## YOUR INSTRUCTIONS
Quote every line below exactly and skip any picture.

## GIVEN DATA
═══
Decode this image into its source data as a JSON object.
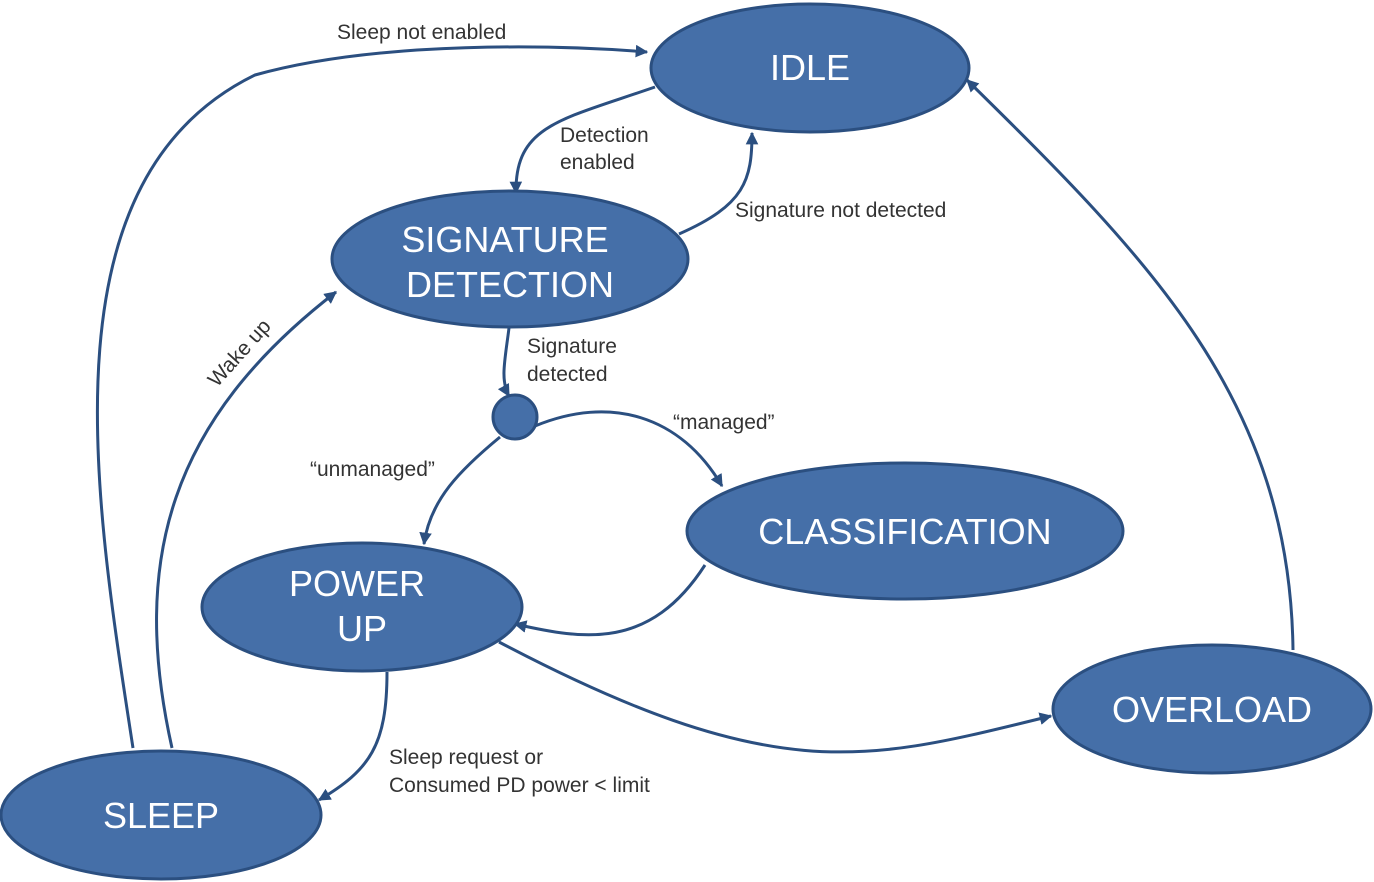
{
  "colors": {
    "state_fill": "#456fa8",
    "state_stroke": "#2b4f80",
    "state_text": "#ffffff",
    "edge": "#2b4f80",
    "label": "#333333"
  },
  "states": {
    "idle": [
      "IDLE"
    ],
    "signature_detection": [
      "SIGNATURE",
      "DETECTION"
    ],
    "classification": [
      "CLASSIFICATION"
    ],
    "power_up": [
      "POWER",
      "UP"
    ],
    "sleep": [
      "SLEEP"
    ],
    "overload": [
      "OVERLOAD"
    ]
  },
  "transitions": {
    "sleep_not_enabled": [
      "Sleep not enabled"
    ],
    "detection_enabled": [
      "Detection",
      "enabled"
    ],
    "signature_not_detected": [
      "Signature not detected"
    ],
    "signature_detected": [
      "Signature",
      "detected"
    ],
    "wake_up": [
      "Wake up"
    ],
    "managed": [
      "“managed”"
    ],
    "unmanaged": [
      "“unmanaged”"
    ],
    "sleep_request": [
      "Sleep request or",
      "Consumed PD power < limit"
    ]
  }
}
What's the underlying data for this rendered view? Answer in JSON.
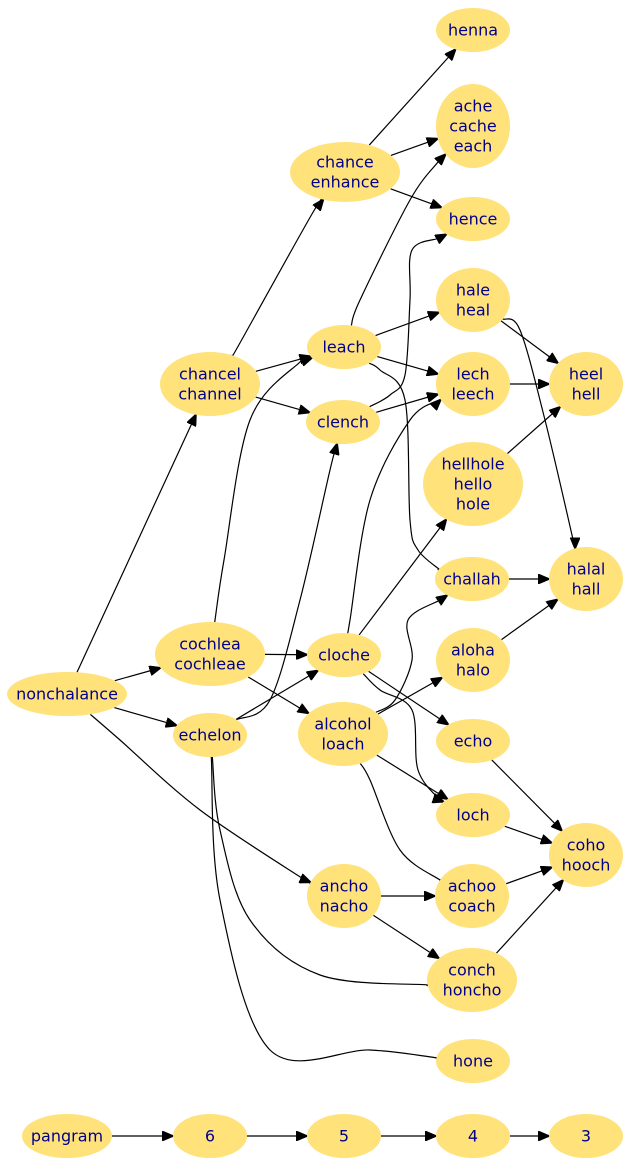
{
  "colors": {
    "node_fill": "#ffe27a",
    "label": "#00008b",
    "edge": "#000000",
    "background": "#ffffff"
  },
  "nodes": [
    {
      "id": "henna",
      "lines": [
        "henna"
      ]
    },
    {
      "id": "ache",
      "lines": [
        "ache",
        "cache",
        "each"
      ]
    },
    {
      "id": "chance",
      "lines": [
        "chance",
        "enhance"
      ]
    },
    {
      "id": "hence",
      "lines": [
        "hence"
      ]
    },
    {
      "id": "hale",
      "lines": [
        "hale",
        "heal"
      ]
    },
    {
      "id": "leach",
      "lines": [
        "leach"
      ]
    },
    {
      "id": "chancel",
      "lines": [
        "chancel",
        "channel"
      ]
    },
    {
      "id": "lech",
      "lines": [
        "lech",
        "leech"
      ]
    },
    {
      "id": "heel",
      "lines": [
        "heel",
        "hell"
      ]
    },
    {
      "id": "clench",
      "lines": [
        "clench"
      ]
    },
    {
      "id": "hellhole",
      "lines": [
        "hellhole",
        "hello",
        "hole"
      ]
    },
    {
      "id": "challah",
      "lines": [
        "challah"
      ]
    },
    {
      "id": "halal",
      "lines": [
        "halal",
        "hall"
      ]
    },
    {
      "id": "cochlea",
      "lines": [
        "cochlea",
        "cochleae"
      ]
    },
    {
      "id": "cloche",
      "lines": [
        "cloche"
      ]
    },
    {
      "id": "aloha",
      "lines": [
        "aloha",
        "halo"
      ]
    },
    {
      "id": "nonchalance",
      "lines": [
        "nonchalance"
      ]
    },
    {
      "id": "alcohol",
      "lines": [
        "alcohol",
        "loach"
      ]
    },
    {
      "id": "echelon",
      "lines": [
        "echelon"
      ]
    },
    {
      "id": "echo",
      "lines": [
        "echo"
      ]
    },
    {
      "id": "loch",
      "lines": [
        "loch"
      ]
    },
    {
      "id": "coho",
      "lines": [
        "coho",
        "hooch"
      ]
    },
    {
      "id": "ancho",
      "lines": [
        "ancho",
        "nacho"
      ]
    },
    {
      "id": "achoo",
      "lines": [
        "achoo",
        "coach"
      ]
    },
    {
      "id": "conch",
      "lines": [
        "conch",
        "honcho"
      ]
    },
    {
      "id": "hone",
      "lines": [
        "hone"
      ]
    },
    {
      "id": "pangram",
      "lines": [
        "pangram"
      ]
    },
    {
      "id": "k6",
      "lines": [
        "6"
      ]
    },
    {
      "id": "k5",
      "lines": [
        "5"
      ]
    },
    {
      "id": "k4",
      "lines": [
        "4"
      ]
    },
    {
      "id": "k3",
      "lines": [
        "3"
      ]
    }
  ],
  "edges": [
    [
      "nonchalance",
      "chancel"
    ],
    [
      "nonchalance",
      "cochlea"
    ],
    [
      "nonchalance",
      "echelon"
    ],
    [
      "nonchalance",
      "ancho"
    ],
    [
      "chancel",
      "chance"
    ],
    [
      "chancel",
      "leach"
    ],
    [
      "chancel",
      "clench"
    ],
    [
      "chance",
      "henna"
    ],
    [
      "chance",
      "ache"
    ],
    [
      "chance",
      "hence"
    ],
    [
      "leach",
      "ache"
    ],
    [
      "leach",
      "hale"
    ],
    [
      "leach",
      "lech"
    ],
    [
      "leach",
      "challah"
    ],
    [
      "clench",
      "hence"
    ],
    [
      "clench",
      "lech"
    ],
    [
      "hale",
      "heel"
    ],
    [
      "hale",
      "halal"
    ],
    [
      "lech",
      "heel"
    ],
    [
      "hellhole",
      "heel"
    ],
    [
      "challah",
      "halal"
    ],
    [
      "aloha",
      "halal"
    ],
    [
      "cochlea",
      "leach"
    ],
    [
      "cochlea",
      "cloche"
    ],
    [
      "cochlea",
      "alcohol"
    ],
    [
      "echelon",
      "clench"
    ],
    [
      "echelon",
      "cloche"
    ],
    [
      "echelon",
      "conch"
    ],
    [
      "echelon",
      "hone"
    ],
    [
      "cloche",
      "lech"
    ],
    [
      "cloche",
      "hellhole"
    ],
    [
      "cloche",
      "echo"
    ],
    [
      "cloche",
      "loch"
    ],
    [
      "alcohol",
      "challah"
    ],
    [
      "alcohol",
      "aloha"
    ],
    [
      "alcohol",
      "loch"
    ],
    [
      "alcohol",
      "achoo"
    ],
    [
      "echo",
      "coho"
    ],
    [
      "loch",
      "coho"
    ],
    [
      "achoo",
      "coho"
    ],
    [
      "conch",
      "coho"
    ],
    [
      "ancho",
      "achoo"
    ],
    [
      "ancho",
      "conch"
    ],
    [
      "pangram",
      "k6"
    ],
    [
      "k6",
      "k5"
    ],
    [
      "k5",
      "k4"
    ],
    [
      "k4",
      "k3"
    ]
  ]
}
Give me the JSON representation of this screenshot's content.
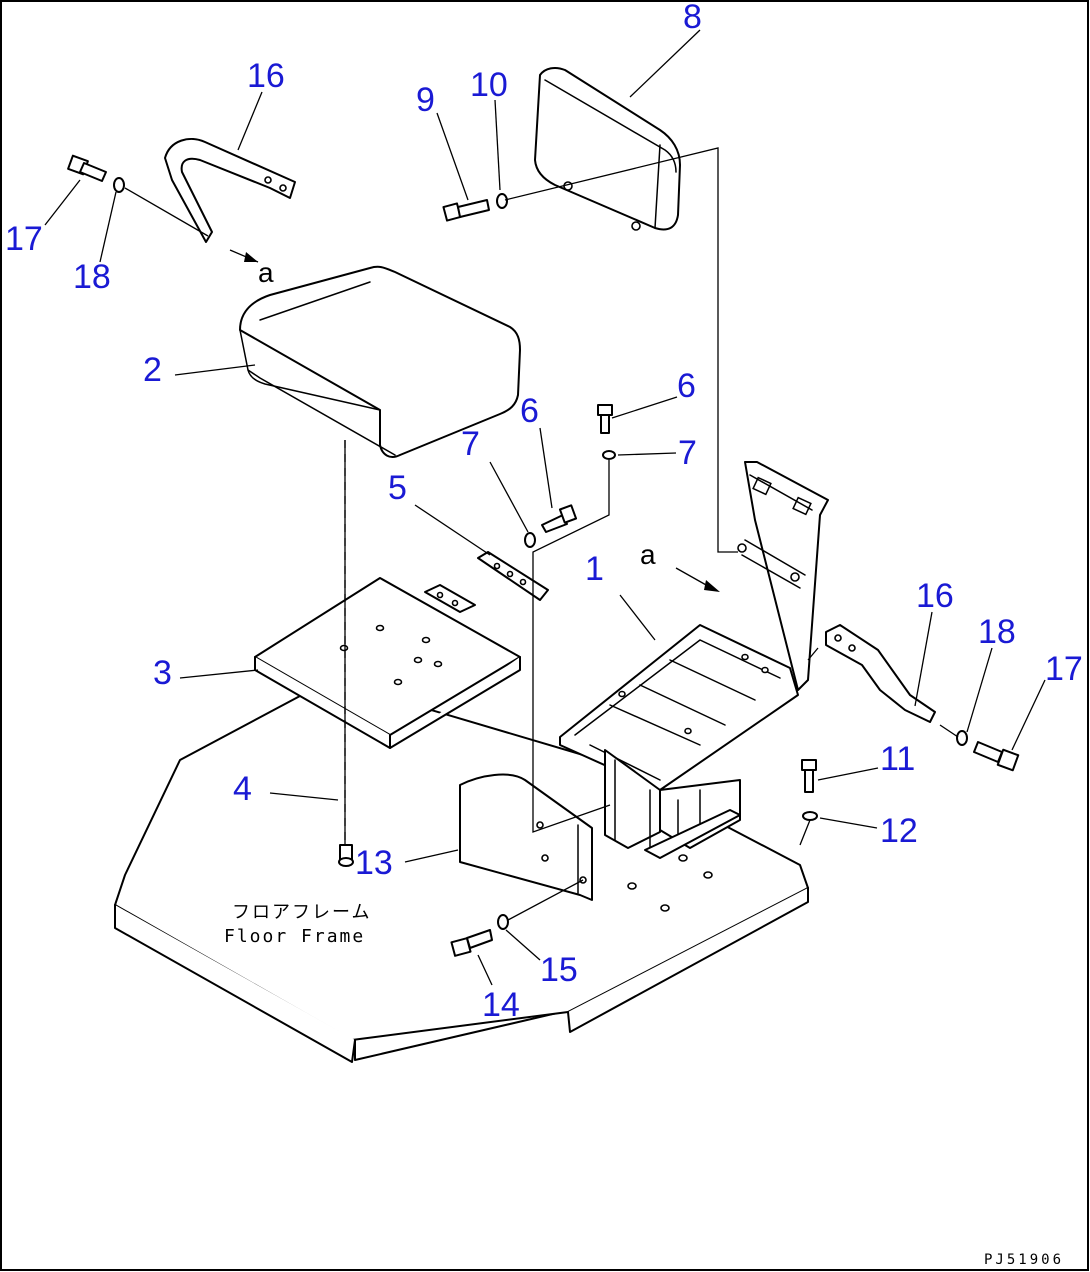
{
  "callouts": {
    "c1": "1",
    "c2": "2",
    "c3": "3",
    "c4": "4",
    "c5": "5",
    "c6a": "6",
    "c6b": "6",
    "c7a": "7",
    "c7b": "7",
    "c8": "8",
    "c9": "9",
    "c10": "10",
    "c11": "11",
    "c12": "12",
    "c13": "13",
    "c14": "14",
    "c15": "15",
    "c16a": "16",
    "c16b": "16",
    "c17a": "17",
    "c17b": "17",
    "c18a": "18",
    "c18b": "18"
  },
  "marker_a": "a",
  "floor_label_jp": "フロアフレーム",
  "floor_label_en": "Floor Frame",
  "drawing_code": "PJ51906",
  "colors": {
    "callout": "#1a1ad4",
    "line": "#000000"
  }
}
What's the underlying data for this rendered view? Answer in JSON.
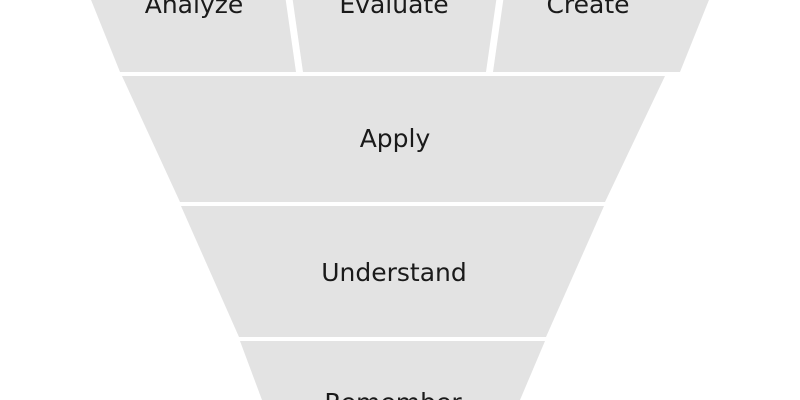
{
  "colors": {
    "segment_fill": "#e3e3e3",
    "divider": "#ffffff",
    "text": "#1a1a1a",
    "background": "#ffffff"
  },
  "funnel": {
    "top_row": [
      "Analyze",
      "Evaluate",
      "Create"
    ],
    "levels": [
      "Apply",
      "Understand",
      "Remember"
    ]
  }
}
═══
## TASK OUTPUT
Decode this image into its source data as a JSON object.
{
  "colors": {
    "state_fill": "#456fa8",
    "state_stroke": "#2b4f80",
    "state_text": "#ffffff",
    "edge": "#2b4f80",
    "label": "#333333"
  },
  "states": {
    "idle": [
      "IDLE"
    ],
    "signature_detection": [
      "SIGNATURE",
      "DETECTION"
    ],
    "classification": [
      "CLASSIFICATION"
    ],
    "power_up": [
      "POWER",
      "UP"
    ],
    "sleep": [
      "SLEEP"
    ],
    "overload": [
      "OVERLOAD"
    ]
  },
  "transitions": {
    "sleep_not_enabled": [
      "Sleep not enabled"
    ],
    "detection_enabled": [
      "Detection",
      "enabled"
    ],
    "signature_not_detected": [
      "Signature not detected"
    ],
    "signature_detected": [
      "Signature",
      "detected"
    ],
    "wake_up": [
      "Wake up"
    ],
    "managed": [
      "“managed”"
    ],
    "unmanaged": [
      "“unmanaged”"
    ],
    "sleep_request": [
      "Sleep request or",
      "Consumed PD power < limit"
    ]
  }
}
What's the underlying data for this rendered view? Answer in JSON.
{
  "colors": {
    "node_fill": "#ffe27a",
    "label": "#00008b",
    "edge": "#000000",
    "background": "#ffffff"
  },
  "nodes": [
    {
      "id": "henna",
      "lines": [
        "henna"
      ]
    },
    {
      "id": "ache",
      "lines": [
        "ache",
        "cache",
        "each"
      ]
    },
    {
      "id": "chance",
      "lines": [
        "chance",
        "enhance"
      ]
    },
    {
      "id": "hence",
      "lines": [
        "hence"
      ]
    },
    {
      "id": "hale",
      "lines": [
        "hale",
        "heal"
      ]
    },
    {
      "id": "leach",
      "lines": [
        "leach"
      ]
    },
    {
      "id": "chancel",
      "lines": [
        "chancel",
        "channel"
      ]
    },
    {
      "id": "lech",
      "lines": [
        "lech",
        "leech"
      ]
    },
    {
      "id": "heel",
      "lines": [
        "heel",
        "hell"
      ]
    },
    {
      "id": "clench",
      "lines": [
        "clench"
      ]
    },
    {
      "id": "hellhole",
      "lines": [
        "hellhole",
        "hello",
        "hole"
      ]
    },
    {
      "id": "challah",
      "lines": [
        "challah"
      ]
    },
    {
      "id": "halal",
      "lines": [
        "halal",
        "hall"
      ]
    },
    {
      "id": "cochlea",
      "lines": [
        "cochlea",
        "cochleae"
      ]
    },
    {
      "id": "cloche",
      "lines": [
        "cloche"
      ]
    },
    {
      "id": "aloha",
      "lines": [
        "aloha",
        "halo"
      ]
    },
    {
      "id": "nonchalance",
      "lines": [
        "nonchalance"
      ]
    },
    {
      "id": "alcohol",
      "lines": [
        "alcohol",
        "loach"
      ]
    },
    {
      "id": "echelon",
      "lines": [
        "echelon"
      ]
    },
    {
      "id": "echo",
      "lines": [
        "echo"
      ]
    },
    {
      "id": "loch",
      "lines": [
        "loch"
      ]
    },
    {
      "id": "coho",
      "lines": [
        "coho",
        "hooch"
      ]
    },
    {
      "id": "ancho",
      "lines": [
        "ancho",
        "nacho"
      ]
    },
    {
      "id": "achoo",
      "lines": [
        "achoo",
        "coach"
      ]
    },
    {
      "id": "conch",
      "lines": [
        "conch",
        "honcho"
      ]
    },
    {
      "id": "hone",
      "lines": [
        "hone"
      ]
    },
    {
      "id": "pangram",
      "lines": [
        "pangram"
      ]
    },
    {
      "id": "k6",
      "lines": [
        "6"
      ]
    },
    {
      "id": "k5",
      "lines": [
        "5"
      ]
    },
    {
      "id": "k4",
      "lines": [
        "4"
      ]
    },
    {
      "id": "k3",
      "lines": [
        "3"
      ]
    }
  ],
  "edges": [
    [
      "nonchalance",
      "chancel"
    ],
    [
      "nonchalance",
      "cochlea"
    ],
    [
      "nonchalance",
      "echelon"
    ],
    [
      "nonchalance",
      "ancho"
    ],
    [
      "chancel",
      "chance"
    ],
    [
      "chancel",
      "leach"
    ],
    [
      "chancel",
      "clench"
    ],
    [
      "chance",
      "henna"
    ],
    [
      "chance",
      "ache"
    ],
    [
      "chance",
      "hence"
    ],
    [
      "leach",
      "ache"
    ],
    [
      "leach",
      "hale"
    ],
    [
      "leach",
      "lech"
    ],
    [
      "leach",
      "challah"
    ],
    [
      "clench",
      "hence"
    ],
    [
      "clench",
      "lech"
    ],
    [
      "hale",
      "heel"
    ],
    [
      "hale",
      "halal"
    ],
    [
      "lech",
      "heel"
    ],
    [
      "hellhole",
      "heel"
    ],
    [
      "challah",
      "halal"
    ],
    [
      "aloha",
      "halal"
    ],
    [
      "cochlea",
      "leach"
    ],
    [
      "cochlea",
      "cloche"
    ],
    [
      "cochlea",
      "alcohol"
    ],
    [
      "echelon",
      "clench"
    ],
    [
      "echelon",
      "cloche"
    ],
    [
      "echelon",
      "conch"
    ],
    [
      "echelon",
      "hone"
    ],
    [
      "cloche",
      "lech"
    ],
    [
      "cloche",
      "hellhole"
    ],
    [
      "cloche",
      "echo"
    ],
    [
      "cloche",
      "loch"
    ],
    [
      "alcohol",
      "challah"
    ],
    [
      "alcohol",
      "aloha"
    ],
    [
      "alcohol",
      "loch"
    ],
    [
      "alcohol",
      "achoo"
    ],
    [
      "echo",
      "coho"
    ],
    [
      "loch",
      "coho"
    ],
    [
      "achoo",
      "coho"
    ],
    [
      "conch",
      "coho"
    ],
    [
      "ancho",
      "achoo"
    ],
    [
      "ancho",
      "conch"
    ],
    [
      "pangram",
      "k6"
    ],
    [
      "k6",
      "k5"
    ],
    [
      "k5",
      "k4"
    ],
    [
      "k4",
      "k3"
    ]
  ]
}
Give me the JSON representation of this screenshot's content.
{
  "callouts": {
    "c1": "1",
    "c2": "2",
    "c3": "3",
    "c4": "4",
    "c5": "5",
    "c6a": "6",
    "c6b": "6",
    "c7a": "7",
    "c7b": "7",
    "c8": "8",
    "c9": "9",
    "c10": "10",
    "c11": "11",
    "c12": "12",
    "c13": "13",
    "c14": "14",
    "c15": "15",
    "c16a": "16",
    "c16b": "16",
    "c17a": "17",
    "c17b": "17",
    "c18a": "18",
    "c18b": "18"
  },
  "marker_a": "a",
  "floor_label_jp": "フロアフレーム",
  "floor_label_en": "Floor Frame",
  "drawing_code": "PJ51906",
  "colors": {
    "callout": "#1a1ad4",
    "line": "#000000"
  }
}
What's the underlying data for this rendered view? Answer in JSON.
{
  "colors": {
    "segment_fill": "#e3e3e3",
    "divider": "#ffffff",
    "text": "#1a1a1a",
    "background": "#ffffff"
  },
  "funnel": {
    "top_row": [
      "Analyze",
      "Evaluate",
      "Create"
    ],
    "levels": [
      "Apply",
      "Understand",
      "Remember"
    ]
  }
}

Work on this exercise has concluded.